--- Required work ---
Collect each line holding the string "военнослужащих".

Stored entries:
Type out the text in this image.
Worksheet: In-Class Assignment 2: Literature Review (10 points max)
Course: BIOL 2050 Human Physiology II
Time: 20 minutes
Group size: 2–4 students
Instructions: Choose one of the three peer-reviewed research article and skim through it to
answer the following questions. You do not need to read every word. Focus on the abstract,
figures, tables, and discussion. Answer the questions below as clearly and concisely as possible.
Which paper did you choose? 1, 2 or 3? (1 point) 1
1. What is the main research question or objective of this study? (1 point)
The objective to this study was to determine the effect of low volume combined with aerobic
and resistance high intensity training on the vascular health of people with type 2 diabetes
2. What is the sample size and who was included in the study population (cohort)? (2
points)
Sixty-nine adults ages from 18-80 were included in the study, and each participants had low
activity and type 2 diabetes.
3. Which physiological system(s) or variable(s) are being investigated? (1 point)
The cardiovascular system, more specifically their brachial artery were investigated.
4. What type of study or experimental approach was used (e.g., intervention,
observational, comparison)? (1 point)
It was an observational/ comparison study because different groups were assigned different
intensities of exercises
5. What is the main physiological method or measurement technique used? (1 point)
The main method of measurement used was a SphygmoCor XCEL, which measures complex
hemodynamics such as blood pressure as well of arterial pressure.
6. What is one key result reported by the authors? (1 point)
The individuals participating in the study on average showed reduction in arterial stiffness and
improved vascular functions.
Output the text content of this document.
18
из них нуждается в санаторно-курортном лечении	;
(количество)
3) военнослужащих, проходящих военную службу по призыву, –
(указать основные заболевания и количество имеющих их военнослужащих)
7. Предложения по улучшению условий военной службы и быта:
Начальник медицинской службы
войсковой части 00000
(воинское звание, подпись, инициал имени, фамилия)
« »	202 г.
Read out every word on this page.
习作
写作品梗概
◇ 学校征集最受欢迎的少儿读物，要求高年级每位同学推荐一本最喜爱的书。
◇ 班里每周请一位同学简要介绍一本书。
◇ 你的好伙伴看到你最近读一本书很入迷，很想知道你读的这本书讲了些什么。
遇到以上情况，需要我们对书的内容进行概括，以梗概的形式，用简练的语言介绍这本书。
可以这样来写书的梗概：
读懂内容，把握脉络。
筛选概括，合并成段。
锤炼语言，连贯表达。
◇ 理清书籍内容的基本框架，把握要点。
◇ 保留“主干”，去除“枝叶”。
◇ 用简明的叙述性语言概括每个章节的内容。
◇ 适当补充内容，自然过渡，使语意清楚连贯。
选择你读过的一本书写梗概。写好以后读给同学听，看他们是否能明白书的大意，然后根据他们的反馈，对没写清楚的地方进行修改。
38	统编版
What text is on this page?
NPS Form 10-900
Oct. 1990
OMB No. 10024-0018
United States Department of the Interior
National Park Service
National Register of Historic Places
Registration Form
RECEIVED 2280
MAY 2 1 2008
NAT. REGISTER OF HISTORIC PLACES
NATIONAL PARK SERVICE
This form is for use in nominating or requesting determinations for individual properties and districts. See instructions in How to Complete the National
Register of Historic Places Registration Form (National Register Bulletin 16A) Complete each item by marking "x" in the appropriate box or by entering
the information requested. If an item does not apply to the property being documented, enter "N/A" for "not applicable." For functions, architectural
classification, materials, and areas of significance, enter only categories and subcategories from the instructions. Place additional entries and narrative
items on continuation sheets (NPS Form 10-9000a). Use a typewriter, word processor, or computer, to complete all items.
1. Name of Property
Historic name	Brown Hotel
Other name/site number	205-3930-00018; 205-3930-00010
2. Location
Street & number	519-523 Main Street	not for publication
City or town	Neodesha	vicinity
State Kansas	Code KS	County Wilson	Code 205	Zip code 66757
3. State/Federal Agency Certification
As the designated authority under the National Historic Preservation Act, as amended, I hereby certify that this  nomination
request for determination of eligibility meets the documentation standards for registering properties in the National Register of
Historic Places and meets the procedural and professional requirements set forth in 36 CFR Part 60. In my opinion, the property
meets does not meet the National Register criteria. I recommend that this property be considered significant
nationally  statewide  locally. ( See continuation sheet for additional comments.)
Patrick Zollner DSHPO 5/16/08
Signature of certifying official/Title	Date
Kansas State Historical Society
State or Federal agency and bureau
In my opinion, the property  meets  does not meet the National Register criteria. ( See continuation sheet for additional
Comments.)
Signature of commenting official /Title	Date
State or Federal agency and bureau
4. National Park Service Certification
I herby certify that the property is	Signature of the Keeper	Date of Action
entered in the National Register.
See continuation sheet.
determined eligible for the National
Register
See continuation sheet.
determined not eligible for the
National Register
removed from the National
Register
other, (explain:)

--- Solution to this exercise ---
3) военнослужащих, проходящих военную службу по призыву, –
(указать основные заболевания и количество имеющих их военнослужащих)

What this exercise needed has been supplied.